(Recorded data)
————

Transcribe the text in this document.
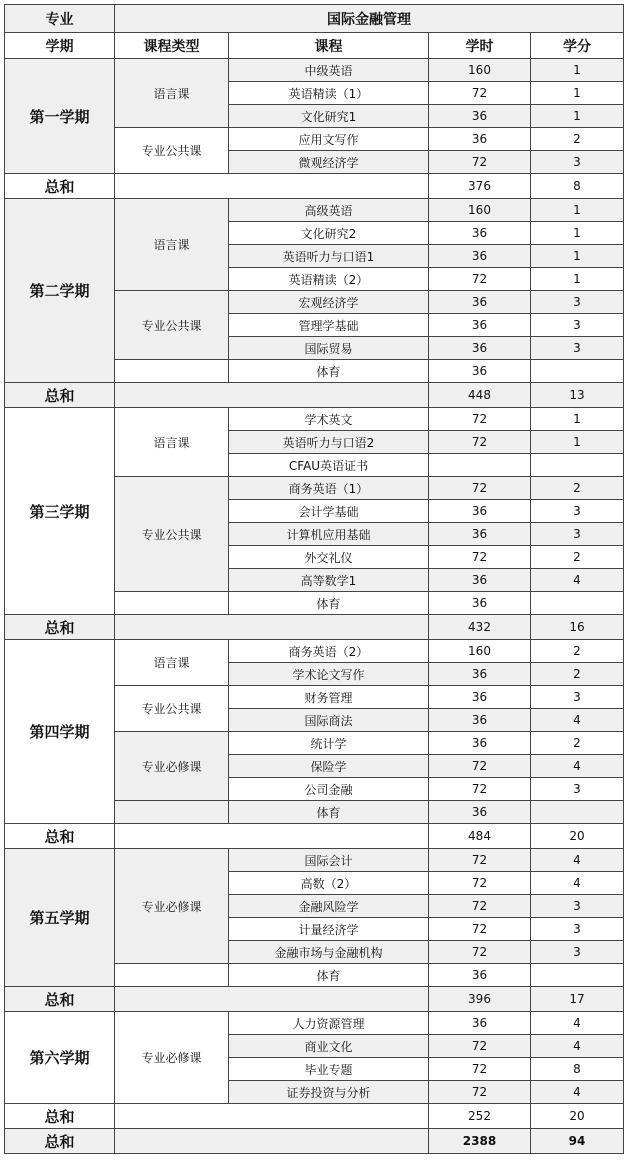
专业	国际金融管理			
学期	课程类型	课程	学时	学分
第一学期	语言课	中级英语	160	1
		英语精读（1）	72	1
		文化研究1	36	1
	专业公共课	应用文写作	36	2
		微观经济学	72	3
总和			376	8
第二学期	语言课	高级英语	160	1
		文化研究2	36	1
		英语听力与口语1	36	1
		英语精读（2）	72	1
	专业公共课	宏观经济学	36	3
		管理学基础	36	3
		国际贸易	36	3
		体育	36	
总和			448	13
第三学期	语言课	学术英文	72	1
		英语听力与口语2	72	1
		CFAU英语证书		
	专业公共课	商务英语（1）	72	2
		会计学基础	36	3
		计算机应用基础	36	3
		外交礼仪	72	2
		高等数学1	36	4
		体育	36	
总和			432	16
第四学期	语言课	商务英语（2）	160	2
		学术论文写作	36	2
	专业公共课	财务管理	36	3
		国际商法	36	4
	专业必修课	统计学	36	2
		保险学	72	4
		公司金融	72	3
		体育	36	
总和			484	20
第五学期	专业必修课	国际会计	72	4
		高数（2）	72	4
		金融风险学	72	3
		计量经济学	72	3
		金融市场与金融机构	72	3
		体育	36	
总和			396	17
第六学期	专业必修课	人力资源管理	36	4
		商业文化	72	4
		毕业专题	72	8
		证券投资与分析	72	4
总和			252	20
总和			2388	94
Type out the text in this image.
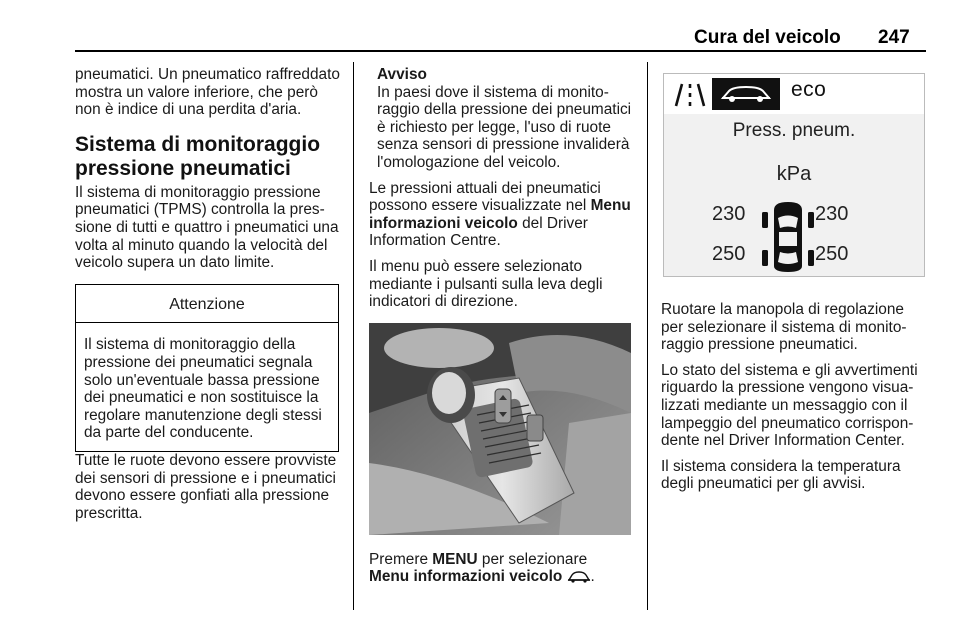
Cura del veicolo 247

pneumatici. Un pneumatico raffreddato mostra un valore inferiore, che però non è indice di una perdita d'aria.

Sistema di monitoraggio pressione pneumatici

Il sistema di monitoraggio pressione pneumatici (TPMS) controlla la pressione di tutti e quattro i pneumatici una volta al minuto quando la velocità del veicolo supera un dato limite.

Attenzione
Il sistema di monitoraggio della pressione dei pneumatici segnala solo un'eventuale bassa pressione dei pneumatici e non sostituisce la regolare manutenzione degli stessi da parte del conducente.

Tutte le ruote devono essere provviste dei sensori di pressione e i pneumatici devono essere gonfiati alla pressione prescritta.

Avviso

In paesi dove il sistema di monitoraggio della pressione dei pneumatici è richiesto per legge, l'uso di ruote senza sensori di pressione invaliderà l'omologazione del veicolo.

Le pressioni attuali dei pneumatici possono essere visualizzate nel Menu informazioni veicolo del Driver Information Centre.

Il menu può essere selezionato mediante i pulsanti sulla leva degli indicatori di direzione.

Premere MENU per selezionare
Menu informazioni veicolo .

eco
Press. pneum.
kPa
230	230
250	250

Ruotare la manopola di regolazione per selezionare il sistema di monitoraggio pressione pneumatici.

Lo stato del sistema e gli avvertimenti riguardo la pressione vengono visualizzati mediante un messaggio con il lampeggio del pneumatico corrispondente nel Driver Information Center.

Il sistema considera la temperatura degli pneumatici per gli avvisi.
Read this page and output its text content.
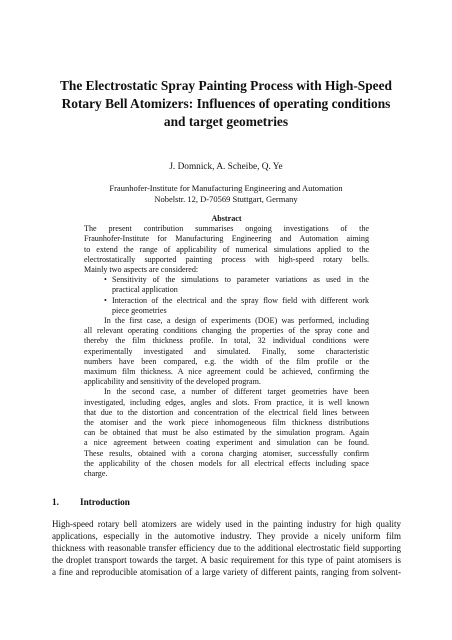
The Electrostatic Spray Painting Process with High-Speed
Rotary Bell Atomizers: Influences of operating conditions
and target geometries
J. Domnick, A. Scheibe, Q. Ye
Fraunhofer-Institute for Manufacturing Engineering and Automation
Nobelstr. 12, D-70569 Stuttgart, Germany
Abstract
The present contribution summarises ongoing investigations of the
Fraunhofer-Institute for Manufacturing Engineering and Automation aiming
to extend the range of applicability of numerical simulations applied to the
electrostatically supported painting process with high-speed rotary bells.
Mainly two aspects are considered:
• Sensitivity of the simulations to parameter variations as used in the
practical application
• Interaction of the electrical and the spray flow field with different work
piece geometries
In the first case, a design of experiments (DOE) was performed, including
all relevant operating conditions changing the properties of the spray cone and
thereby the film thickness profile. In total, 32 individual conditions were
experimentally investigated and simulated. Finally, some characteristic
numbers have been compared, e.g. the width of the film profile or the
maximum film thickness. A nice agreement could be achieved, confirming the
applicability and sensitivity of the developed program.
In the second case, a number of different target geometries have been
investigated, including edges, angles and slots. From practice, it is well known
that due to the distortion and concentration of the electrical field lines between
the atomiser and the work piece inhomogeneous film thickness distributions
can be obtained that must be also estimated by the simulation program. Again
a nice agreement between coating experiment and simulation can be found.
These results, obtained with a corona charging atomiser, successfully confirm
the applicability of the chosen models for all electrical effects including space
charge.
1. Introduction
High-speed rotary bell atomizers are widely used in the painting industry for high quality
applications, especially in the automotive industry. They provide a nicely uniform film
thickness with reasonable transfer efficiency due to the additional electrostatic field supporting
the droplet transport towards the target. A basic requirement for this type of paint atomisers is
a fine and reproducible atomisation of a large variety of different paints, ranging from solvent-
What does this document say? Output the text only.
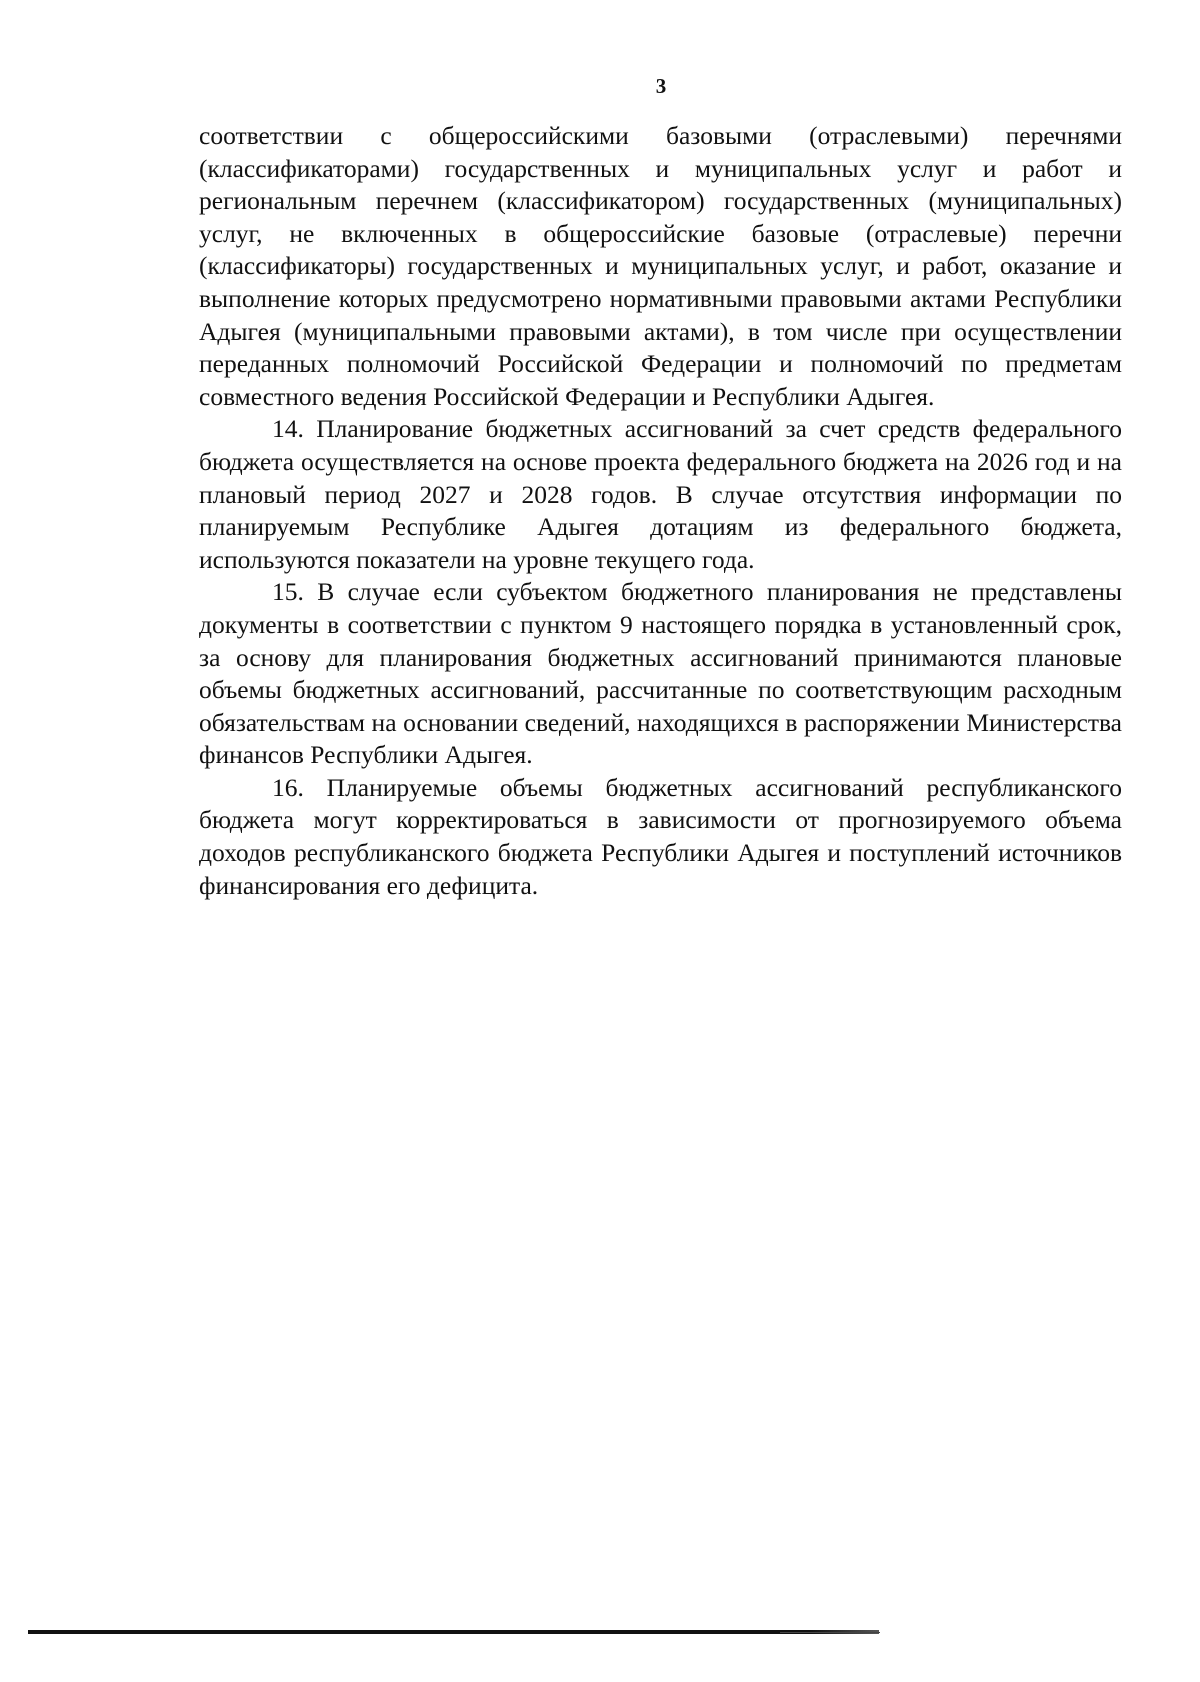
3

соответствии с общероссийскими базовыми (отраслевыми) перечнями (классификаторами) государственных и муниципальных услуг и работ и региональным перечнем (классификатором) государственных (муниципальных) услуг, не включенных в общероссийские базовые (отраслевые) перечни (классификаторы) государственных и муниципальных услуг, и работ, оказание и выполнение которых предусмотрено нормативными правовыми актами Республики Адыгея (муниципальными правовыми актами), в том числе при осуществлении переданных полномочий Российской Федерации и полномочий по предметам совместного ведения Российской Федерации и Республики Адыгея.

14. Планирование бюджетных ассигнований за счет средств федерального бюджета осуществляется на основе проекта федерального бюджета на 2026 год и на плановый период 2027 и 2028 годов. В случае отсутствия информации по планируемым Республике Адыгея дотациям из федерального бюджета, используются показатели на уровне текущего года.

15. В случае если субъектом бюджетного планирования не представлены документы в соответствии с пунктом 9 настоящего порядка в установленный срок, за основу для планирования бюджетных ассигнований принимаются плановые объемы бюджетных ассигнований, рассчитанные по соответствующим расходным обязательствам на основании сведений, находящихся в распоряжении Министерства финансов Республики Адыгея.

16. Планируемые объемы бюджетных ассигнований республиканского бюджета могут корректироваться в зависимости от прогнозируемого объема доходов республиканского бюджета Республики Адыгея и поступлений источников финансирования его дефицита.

————

- [WHAT IS ASKED]: From the entries above, copy out every line where the string "essere" appears.

- [WRITTEN SOLUTION]:
Tutte le ruote devono essere provviste dei sensori di pressione e i pneumatici devono essere gonfiati alla pressione prescritta.
Le pressioni attuali dei pneumatici possono essere visualizzate nel Menu informazioni veicolo del Driver Information Centre.
Il menu può essere selezionato mediante i pulsanti sulla leva degli indicatori di direzione.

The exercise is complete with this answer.